Find the lines holding the string "type" in the data, then copy all of them.

Items from a figure collection:
------------------------------
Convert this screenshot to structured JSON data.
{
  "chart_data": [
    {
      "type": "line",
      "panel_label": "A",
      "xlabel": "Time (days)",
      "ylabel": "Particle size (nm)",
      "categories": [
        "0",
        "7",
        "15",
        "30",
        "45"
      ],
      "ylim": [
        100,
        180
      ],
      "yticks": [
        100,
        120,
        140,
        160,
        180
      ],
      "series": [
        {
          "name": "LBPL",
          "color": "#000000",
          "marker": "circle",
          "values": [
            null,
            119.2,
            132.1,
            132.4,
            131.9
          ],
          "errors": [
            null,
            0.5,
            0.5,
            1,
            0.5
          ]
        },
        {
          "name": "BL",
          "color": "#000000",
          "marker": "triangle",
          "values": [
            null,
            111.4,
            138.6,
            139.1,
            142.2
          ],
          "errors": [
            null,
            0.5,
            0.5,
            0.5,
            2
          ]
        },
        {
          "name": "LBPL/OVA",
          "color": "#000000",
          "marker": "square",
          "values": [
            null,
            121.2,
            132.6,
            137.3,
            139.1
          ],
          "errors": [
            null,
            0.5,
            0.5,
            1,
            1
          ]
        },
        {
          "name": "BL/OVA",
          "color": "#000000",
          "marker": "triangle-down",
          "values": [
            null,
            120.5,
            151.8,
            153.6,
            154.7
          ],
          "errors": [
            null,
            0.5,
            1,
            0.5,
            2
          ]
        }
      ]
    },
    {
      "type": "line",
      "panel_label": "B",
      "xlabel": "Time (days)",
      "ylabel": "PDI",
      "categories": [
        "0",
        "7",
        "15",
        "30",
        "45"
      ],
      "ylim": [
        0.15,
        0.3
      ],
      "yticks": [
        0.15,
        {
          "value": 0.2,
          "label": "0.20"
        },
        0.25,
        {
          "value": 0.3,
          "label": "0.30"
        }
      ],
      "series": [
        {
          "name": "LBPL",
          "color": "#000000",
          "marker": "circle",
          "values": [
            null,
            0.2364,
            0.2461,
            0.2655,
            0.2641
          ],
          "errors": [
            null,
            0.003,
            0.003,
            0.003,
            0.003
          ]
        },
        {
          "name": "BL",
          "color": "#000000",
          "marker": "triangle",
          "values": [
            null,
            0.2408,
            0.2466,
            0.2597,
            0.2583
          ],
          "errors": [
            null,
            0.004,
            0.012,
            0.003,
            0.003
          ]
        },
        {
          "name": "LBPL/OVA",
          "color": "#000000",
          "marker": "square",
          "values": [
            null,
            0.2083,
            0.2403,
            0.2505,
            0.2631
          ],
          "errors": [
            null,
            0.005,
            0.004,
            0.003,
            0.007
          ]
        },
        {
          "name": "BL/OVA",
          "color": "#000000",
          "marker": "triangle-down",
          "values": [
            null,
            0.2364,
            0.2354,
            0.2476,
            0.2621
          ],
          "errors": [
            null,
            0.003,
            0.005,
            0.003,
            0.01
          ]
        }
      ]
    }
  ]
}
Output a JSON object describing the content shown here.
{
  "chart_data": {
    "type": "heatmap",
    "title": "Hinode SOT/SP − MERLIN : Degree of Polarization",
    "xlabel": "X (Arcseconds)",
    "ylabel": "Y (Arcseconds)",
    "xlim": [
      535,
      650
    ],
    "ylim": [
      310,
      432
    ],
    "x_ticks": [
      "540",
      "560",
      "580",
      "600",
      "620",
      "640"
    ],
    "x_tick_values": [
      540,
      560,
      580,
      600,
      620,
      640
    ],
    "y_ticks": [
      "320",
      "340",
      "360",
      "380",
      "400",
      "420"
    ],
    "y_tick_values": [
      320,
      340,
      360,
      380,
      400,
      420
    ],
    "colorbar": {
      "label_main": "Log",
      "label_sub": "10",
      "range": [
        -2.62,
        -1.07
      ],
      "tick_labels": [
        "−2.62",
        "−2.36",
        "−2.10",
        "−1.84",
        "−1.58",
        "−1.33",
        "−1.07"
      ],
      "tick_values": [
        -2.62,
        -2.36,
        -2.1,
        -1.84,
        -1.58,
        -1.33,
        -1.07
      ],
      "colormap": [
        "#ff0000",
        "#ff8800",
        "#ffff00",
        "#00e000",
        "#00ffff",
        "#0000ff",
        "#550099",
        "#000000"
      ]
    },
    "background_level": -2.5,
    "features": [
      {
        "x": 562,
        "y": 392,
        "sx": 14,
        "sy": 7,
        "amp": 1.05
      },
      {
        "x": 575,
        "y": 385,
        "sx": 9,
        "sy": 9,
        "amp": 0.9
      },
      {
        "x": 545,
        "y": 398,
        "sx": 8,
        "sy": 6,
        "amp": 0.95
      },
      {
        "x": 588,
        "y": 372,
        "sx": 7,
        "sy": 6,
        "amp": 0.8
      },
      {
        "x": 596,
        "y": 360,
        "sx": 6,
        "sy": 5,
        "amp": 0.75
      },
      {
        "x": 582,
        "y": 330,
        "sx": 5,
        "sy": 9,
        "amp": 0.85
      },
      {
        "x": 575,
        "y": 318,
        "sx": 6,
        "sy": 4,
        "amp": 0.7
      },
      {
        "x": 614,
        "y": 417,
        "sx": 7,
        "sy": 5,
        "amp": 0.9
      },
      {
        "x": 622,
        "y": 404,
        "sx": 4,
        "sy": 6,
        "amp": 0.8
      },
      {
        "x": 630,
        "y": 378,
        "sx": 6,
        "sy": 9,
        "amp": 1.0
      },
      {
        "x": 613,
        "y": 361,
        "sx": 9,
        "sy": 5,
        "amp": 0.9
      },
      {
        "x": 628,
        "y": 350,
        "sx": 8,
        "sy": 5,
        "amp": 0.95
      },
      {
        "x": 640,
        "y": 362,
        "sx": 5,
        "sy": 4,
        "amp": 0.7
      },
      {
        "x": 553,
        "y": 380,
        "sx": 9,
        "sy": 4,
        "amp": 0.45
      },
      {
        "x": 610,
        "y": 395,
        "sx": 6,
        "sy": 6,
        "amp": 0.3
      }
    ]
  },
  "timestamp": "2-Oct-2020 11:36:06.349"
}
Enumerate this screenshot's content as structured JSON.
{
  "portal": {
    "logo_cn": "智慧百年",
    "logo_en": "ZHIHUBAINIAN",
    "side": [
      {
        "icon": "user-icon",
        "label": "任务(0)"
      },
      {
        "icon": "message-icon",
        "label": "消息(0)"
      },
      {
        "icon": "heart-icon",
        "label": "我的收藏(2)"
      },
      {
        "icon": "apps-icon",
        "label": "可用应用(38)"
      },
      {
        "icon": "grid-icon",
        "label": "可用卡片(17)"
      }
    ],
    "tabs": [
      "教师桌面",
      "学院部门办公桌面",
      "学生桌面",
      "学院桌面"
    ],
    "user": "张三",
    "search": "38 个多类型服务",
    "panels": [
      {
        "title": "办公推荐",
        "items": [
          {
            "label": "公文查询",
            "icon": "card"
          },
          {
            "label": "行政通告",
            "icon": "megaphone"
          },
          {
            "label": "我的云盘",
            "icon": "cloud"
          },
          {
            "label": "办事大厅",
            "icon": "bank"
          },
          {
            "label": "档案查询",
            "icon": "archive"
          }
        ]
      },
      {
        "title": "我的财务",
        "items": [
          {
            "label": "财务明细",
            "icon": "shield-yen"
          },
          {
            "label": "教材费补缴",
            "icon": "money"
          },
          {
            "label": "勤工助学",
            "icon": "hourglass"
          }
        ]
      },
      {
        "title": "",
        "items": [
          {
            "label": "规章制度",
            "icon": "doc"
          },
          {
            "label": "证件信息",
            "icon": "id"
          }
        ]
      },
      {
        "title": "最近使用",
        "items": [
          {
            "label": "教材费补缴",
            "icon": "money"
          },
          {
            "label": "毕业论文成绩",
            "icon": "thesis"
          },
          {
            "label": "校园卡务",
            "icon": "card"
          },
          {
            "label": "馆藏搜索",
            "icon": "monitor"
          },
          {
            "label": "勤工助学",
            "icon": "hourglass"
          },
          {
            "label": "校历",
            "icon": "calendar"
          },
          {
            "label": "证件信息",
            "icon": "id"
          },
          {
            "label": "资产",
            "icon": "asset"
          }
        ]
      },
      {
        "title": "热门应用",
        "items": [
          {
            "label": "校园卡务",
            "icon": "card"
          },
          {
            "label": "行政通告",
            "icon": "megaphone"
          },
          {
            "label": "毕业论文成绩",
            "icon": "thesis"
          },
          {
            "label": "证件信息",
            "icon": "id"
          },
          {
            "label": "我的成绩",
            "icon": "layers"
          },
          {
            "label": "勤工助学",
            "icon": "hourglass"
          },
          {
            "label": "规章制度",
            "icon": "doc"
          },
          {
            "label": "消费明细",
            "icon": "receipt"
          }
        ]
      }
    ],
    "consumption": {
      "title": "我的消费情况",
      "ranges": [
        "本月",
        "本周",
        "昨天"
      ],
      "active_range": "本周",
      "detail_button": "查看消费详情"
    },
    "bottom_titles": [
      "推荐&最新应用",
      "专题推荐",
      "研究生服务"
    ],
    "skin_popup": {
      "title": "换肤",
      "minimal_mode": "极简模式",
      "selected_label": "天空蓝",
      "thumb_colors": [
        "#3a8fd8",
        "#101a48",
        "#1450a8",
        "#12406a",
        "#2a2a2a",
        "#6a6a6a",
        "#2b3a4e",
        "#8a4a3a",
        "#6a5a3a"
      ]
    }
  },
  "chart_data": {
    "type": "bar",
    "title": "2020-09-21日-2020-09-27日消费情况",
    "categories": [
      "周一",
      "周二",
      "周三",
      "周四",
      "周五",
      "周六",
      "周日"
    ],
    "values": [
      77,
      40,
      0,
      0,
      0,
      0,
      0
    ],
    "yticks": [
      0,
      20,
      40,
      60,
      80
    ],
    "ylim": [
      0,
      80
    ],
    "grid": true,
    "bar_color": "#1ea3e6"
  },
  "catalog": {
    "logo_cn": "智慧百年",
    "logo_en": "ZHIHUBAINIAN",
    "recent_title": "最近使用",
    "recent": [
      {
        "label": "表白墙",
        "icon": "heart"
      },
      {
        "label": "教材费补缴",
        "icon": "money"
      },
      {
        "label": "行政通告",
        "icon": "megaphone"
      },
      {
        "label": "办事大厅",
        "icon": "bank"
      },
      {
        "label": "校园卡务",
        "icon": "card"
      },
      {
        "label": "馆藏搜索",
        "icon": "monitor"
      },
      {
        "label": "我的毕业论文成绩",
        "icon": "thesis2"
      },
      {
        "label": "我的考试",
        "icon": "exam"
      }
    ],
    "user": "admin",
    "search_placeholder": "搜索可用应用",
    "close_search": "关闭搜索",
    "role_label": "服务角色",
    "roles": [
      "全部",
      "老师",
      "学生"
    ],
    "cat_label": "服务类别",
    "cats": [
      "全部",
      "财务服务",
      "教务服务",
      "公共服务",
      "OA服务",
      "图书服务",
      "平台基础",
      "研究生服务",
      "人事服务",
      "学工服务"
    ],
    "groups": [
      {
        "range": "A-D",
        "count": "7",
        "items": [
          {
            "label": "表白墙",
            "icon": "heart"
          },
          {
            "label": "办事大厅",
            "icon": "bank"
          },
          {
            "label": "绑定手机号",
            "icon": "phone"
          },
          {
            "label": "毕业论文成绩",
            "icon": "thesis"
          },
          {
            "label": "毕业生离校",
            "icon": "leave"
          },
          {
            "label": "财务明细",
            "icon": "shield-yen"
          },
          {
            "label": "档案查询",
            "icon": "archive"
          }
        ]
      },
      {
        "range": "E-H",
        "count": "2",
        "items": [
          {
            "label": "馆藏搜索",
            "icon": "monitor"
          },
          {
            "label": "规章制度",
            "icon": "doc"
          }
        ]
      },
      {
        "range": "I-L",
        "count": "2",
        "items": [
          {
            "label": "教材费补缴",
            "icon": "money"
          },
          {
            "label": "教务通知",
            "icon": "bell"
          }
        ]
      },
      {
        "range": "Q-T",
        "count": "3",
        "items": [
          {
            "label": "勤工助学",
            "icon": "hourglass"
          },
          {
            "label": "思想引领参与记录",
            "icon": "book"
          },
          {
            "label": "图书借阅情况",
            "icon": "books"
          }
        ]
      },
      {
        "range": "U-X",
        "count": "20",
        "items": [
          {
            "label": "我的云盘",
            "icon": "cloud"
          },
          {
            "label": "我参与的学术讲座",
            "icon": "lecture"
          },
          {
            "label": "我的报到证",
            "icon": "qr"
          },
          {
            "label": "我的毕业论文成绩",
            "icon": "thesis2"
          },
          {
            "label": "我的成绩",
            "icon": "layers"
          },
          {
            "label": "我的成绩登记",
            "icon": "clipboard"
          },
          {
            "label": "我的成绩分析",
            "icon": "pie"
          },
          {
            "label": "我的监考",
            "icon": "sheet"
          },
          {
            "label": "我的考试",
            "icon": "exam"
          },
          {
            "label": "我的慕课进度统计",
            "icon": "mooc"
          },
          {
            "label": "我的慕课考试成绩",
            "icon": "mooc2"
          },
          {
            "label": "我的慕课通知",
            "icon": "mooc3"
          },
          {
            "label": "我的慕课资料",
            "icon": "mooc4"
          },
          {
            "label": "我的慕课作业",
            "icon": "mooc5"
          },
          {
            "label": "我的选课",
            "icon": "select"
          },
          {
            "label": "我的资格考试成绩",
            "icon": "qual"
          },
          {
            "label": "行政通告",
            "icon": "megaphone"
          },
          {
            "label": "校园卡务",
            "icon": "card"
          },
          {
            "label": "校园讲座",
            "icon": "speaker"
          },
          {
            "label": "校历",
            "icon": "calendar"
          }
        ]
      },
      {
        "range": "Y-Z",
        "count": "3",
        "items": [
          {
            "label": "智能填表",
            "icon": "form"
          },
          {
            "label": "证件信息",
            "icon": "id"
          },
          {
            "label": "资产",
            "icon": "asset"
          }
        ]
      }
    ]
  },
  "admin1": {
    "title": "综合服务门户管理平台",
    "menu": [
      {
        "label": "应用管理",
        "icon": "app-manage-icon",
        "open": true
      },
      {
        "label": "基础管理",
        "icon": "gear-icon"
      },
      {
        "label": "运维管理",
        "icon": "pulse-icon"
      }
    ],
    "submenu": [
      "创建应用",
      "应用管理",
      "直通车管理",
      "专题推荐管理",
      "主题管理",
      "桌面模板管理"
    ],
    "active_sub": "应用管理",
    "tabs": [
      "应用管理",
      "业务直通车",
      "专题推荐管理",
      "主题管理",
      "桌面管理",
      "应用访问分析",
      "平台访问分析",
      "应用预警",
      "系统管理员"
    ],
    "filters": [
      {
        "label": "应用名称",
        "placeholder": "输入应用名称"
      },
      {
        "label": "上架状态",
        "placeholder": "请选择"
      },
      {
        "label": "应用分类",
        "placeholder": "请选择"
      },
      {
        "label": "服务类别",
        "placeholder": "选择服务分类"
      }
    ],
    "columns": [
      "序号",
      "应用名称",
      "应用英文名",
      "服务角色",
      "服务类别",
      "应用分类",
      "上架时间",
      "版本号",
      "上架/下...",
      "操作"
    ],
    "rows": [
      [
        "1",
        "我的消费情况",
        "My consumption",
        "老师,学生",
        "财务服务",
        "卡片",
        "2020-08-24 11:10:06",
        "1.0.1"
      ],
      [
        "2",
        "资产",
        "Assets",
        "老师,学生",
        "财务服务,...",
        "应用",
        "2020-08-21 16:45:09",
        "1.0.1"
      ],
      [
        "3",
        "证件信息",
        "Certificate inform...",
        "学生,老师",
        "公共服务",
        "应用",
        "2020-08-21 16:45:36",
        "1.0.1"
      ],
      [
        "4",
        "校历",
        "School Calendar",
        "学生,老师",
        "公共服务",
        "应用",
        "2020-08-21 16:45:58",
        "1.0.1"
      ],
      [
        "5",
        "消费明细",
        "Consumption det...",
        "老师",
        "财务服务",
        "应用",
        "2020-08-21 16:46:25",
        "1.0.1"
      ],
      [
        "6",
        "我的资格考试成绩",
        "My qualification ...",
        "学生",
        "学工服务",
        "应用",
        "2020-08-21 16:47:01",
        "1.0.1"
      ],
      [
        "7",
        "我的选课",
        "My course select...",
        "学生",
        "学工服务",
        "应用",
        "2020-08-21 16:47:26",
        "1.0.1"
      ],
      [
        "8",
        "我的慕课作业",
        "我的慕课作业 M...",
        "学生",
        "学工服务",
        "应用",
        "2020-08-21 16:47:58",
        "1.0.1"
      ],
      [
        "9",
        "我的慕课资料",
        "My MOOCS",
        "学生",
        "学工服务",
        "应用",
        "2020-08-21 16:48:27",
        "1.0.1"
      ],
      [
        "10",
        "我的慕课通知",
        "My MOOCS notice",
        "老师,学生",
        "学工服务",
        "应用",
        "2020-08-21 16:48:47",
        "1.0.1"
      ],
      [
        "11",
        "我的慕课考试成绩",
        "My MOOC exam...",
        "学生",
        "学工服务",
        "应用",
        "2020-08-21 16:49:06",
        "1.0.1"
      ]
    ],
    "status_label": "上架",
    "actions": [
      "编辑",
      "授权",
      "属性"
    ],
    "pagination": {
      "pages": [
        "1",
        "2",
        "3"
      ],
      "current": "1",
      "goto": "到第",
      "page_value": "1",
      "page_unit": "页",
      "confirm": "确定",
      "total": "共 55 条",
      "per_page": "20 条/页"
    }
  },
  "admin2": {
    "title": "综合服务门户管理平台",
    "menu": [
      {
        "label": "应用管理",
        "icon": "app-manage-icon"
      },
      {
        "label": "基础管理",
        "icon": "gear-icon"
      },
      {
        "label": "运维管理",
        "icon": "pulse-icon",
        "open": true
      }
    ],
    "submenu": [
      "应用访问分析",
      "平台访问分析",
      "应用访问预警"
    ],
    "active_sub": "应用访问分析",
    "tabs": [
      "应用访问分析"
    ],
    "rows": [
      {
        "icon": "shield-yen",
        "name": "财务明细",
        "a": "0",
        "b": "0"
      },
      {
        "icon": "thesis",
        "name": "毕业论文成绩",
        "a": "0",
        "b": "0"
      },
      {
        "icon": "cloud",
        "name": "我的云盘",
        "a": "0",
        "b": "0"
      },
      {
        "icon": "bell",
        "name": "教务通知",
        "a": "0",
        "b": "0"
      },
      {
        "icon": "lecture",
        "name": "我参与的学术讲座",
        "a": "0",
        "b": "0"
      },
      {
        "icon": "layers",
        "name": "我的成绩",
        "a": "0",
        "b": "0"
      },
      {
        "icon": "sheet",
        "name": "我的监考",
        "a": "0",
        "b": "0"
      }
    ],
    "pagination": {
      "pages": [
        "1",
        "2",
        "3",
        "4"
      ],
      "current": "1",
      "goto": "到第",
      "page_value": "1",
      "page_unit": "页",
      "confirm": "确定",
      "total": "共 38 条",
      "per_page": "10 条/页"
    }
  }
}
------------------------------
# TASK OUTPUT
      "type": "line",
      "type": "line",
    "type": "heatmap",
    "type": "bar",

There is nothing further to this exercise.